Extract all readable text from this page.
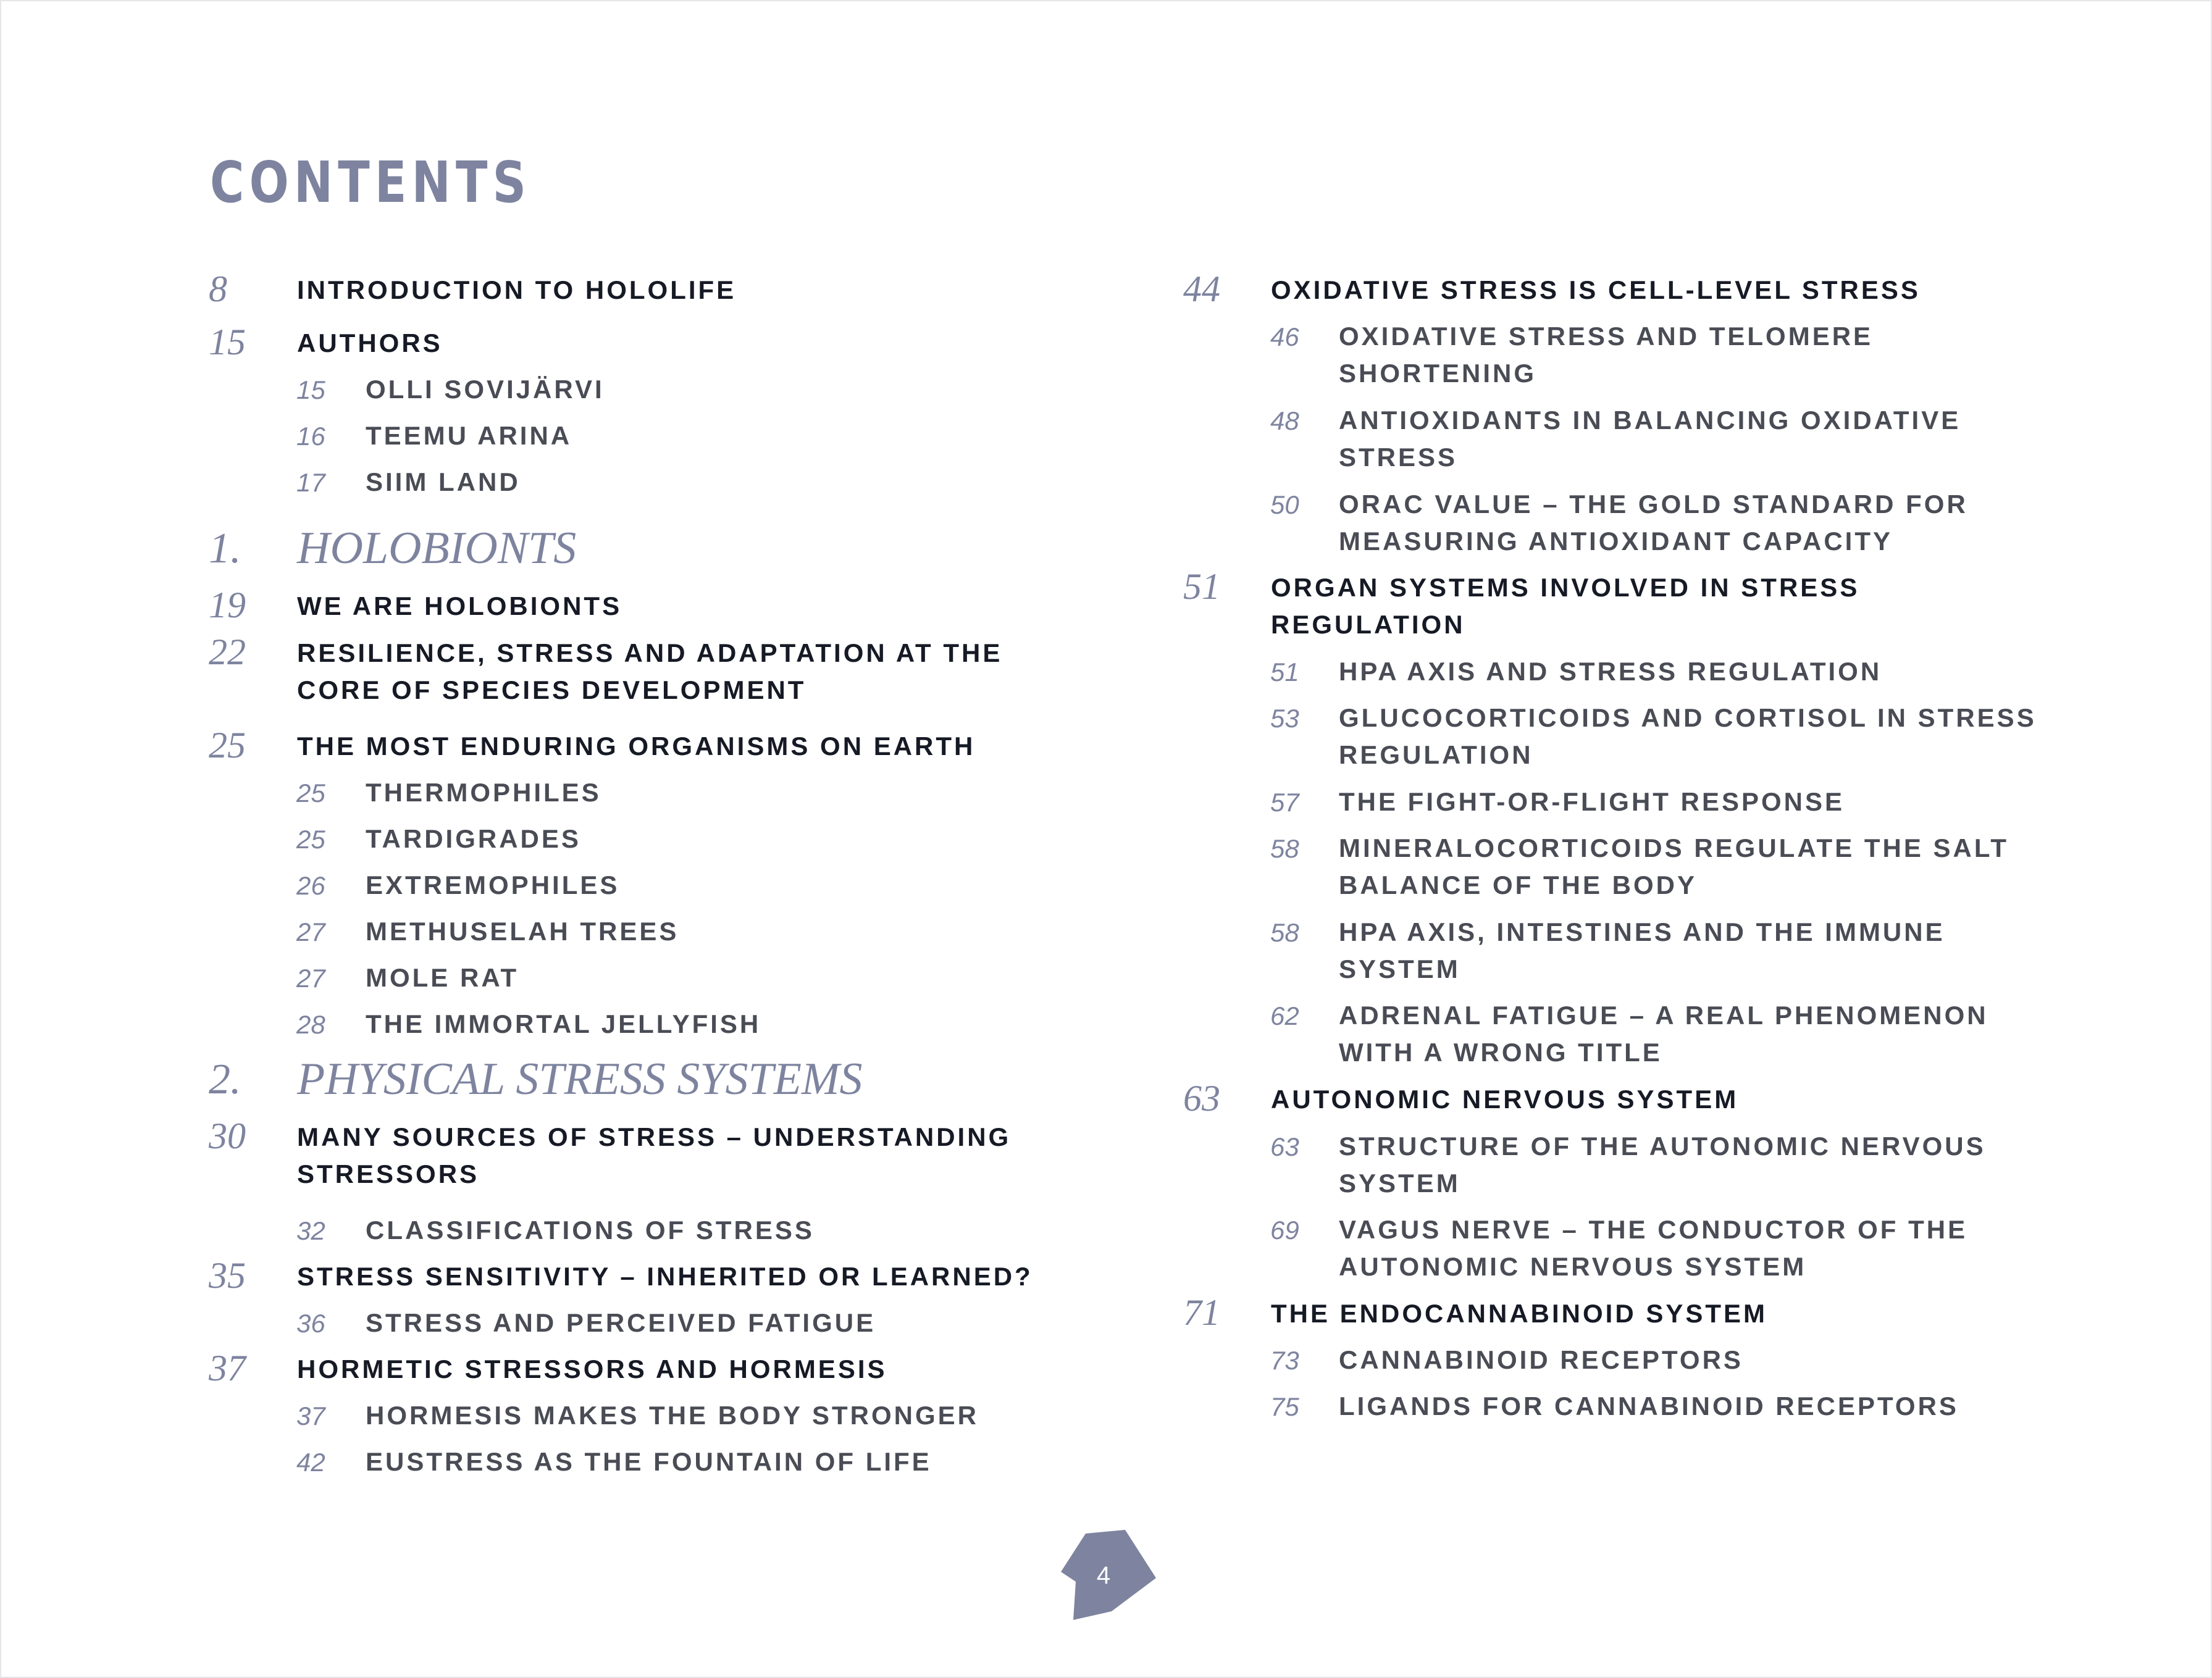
CONTENTS
8	INTRODUCTION TO HOLOLIFE
15 AUTHORS
15 OLLI SOVIJÄRVI
16 TEEMU ARINA
17 SIIM LAND
1. HOLOBIONTS
19 WE ARE HOLOBIONTS
22 RESILIENCE, STRESS AND ADAPTATION AT THE
CORE OF SPECIES DEVELOPMENT
25 THE MOST ENDURING ORGANISMS ON EARTH
25 THERMOPHILES
25 TARDIGRADES
26 EXTREMOPHILES
27 METHUSELAH TREES
27 MOLE RAT
28 THE IMMORTAL JELLYFISH
2. PHYSICAL STRESS SYSTEMS
30 MANY SOURCES OF STRESS – UNDERSTANDING
STRESSORS
32 CLASSIFICATIONS OF STRESS
35 STRESS SENSITIVITY – INHERITED OR LEARNED?
36 STRESS AND PERCEIVED FATIGUE
37 HORMETIC STRESSORS AND HORMESIS
37 HORMESIS MAKES THE BODY STRONGER
42 EUSTRESS AS THE FOUNTAIN OF LIFE
44 OXIDATIVE STRESS IS CELL-LEVEL STRESS
46 OXIDATIVE STRESS AND TELOMERE
SHORTENING
48 ANTIOXIDANTS IN BALANCING OXIDATIVE
STRESS
50 ORAC VALUE – THE GOLD STANDARD FOR
MEASURING ANTIOXIDANT CAPACITY
51 ORGAN SYSTEMS INVOLVED IN STRESS
REGULATION
51 HPA AXIS AND STRESS REGULATION
53 GLUCOCORTICOIDS AND CORTISOL IN STRESS
REGULATION
57 THE FIGHT-OR-FLIGHT RESPONSE
58 MINERALOCORTICOIDS REGULATE THE SALT
BALANCE OF THE BODY
58 HPA AXIS, INTESTINES AND THE IMMUNE
SYSTEM
62 ADRENAL FATIGUE – A REAL PHENOMENON
WITH A WRONG TITLE
63 AUTONOMIC NERVOUS SYSTEM
63 STRUCTURE OF THE AUTONOMIC NERVOUS
SYSTEM
69 VAGUS NERVE – THE CONDUCTOR OF THE
AUTONOMIC NERVOUS SYSTEM
71 THE ENDOCANNABINOID SYSTEM
73 CANNABINOID RECEPTORS
75 LIGANDS FOR CANNABINOID RECEPTORS
4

=======

*GIVEN EXERCISE*.
Omit every picture, then reproduce the rest of the listing exactly.

*SOLVED PROBLEM*.
Extract all readable text from this page.
CONTENTS
8	INTRODUCTION TO HOLOLIFE
15 AUTHORS
15 OLLI SOVIJÄRVI
16 TEEMU ARINA
17 SIIM LAND
1. HOLOBIONTS
19 WE ARE HOLOBIONTS
22 RESILIENCE, STRESS AND ADAPTATION AT THE
CORE OF SPECIES DEVELOPMENT
25 THE MOST ENDURING ORGANISMS ON EARTH
25 THERMOPHILES
25 TARDIGRADES
26 EXTREMOPHILES
27 METHUSELAH TREES
27 MOLE RAT
28 THE IMMORTAL JELLYFISH
2. PHYSICAL STRESS SYSTEMS
30 MANY SOURCES OF STRESS – UNDERSTANDING
STRESSORS
32 CLASSIFICATIONS OF STRESS
35 STRESS SENSITIVITY – INHERITED OR LEARNED?
36 STRESS AND PERCEIVED FATIGUE
37 HORMETIC STRESSORS AND HORMESIS
37 HORMESIS MAKES THE BODY STRONGER
42 EUSTRESS AS THE FOUNTAIN OF LIFE
44 OXIDATIVE STRESS IS CELL-LEVEL STRESS
46 OXIDATIVE STRESS AND TELOMERE
SHORTENING
48 ANTIOXIDANTS IN BALANCING OXIDATIVE
STRESS
50 ORAC VALUE – THE GOLD STANDARD FOR
MEASURING ANTIOXIDANT CAPACITY
51 ORGAN SYSTEMS INVOLVED IN STRESS
REGULATION
51 HPA AXIS AND STRESS REGULATION
53 GLUCOCORTICOIDS AND CORTISOL IN STRESS
REGULATION
57 THE FIGHT-OR-FLIGHT RESPONSE
58 MINERALOCORTICOIDS REGULATE THE SALT
BALANCE OF THE BODY
58 HPA AXIS, INTESTINES AND THE IMMUNE
SYSTEM
62 ADRENAL FATIGUE – A REAL PHENOMENON
WITH A WRONG TITLE
63 AUTONOMIC NERVOUS SYSTEM
63 STRUCTURE OF THE AUTONOMIC NERVOUS
SYSTEM
69 VAGUS NERVE – THE CONDUCTOR OF THE
AUTONOMIC NERVOUS SYSTEM
71 THE ENDOCANNABINOID SYSTEM
73 CANNABINOID RECEPTORS
75 LIGANDS FOR CANNABINOID RECEPTORS
4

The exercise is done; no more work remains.